● **Aim of the exercise**
Identify every line in the records below that contains the word "metamórfico", and copy each of those lines.

● **Dataset entries**

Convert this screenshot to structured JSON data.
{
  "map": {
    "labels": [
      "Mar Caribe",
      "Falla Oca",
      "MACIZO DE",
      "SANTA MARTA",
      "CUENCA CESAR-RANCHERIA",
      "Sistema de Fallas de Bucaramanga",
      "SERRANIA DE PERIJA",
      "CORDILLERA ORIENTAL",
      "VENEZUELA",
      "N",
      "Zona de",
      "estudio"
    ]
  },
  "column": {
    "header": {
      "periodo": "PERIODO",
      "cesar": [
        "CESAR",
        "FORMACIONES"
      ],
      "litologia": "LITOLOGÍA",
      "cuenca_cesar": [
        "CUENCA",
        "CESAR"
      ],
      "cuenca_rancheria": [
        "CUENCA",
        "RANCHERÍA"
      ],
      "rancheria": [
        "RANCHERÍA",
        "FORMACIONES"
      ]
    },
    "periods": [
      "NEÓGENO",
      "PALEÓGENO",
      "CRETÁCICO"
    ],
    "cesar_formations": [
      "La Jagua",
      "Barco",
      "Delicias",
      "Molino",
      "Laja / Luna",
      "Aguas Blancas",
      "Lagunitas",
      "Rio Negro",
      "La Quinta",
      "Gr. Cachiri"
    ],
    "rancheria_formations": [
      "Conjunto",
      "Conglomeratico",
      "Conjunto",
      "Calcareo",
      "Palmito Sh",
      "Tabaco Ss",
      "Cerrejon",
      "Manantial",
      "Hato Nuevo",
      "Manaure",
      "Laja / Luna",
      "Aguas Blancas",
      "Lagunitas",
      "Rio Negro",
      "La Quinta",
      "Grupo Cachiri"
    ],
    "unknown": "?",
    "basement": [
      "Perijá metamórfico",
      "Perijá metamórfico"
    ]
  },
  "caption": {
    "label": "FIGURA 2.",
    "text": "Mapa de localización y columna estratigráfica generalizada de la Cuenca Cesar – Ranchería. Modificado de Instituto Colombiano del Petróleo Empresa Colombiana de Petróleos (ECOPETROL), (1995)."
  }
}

● **In response**
      "Perijá metamórfico",
      "Perijá metamórfico"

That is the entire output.